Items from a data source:
┌──

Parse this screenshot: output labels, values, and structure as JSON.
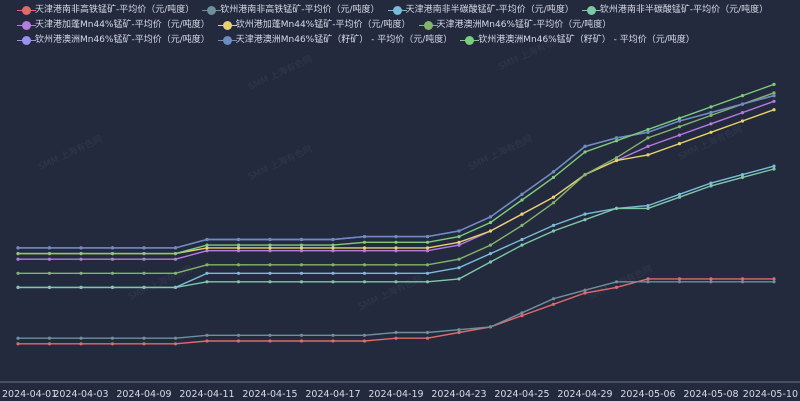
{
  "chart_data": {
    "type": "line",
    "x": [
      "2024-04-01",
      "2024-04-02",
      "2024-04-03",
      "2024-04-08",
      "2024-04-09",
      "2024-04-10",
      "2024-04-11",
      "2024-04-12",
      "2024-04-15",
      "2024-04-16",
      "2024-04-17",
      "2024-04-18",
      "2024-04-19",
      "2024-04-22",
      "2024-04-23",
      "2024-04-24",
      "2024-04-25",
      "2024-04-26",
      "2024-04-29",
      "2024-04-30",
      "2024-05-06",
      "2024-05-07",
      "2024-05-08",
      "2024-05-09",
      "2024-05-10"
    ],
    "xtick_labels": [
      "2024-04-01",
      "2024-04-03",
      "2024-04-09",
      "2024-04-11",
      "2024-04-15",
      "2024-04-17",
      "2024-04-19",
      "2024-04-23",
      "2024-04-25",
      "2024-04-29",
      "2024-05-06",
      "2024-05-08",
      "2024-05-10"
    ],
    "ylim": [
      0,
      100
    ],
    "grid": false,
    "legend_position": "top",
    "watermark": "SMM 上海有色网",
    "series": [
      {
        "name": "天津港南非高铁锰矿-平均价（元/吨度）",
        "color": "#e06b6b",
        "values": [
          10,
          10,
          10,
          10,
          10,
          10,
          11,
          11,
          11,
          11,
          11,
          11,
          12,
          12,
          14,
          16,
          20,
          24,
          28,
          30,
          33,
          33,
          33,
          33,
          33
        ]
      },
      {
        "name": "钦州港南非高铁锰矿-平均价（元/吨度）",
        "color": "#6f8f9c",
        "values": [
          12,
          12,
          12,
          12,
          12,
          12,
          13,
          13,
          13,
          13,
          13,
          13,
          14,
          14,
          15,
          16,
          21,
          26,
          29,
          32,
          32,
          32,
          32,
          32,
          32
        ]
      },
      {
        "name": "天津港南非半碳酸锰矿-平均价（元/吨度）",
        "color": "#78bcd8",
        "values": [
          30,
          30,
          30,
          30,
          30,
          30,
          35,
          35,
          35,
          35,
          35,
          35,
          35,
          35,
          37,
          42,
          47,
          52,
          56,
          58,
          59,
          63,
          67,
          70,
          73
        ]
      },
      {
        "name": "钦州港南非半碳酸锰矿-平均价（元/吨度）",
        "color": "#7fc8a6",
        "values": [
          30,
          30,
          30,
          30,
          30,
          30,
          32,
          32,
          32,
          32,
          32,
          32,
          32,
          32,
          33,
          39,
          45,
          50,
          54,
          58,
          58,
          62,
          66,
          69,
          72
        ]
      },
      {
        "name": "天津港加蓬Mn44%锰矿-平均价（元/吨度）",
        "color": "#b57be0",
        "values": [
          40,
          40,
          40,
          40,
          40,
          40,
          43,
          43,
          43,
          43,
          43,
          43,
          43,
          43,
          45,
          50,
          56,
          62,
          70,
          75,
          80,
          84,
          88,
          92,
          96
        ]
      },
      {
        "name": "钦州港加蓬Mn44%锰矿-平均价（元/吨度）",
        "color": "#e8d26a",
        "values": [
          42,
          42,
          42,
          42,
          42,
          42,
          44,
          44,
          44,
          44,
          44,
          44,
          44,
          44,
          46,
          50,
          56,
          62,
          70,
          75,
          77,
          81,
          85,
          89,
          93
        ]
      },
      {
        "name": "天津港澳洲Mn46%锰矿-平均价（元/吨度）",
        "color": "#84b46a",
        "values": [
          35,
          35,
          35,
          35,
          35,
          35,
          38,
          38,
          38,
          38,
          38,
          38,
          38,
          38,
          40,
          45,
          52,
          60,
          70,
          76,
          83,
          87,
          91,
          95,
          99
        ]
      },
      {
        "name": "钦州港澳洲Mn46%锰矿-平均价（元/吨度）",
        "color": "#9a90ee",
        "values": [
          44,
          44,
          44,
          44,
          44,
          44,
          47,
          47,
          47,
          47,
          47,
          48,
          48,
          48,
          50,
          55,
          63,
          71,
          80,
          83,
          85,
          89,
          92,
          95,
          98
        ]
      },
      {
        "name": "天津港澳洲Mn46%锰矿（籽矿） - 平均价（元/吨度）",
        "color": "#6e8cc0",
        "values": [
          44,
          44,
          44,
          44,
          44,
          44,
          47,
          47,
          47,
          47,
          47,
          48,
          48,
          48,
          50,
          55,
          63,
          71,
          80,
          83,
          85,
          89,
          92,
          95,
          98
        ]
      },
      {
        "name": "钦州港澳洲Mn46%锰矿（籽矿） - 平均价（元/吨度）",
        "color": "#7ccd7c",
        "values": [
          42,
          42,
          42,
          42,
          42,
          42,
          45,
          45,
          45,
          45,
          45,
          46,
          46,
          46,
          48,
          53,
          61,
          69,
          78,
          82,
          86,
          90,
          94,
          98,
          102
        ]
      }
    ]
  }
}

└──

### WHAT THE EXERCISE ASKS
Collect every line with the string "color" from the records, and copy each.

### WRITTEN REPLY
        "color": "#e06b6b",
        "color": "#6f8f9c",
        "color": "#78bcd8",
        "color": "#7fc8a6",
        "color": "#b57be0",
        "color": "#e8d26a",
        "color": "#84b46a",
        "color": "#9a90ee",
        "color": "#6e8cc0",
        "color": "#7ccd7c",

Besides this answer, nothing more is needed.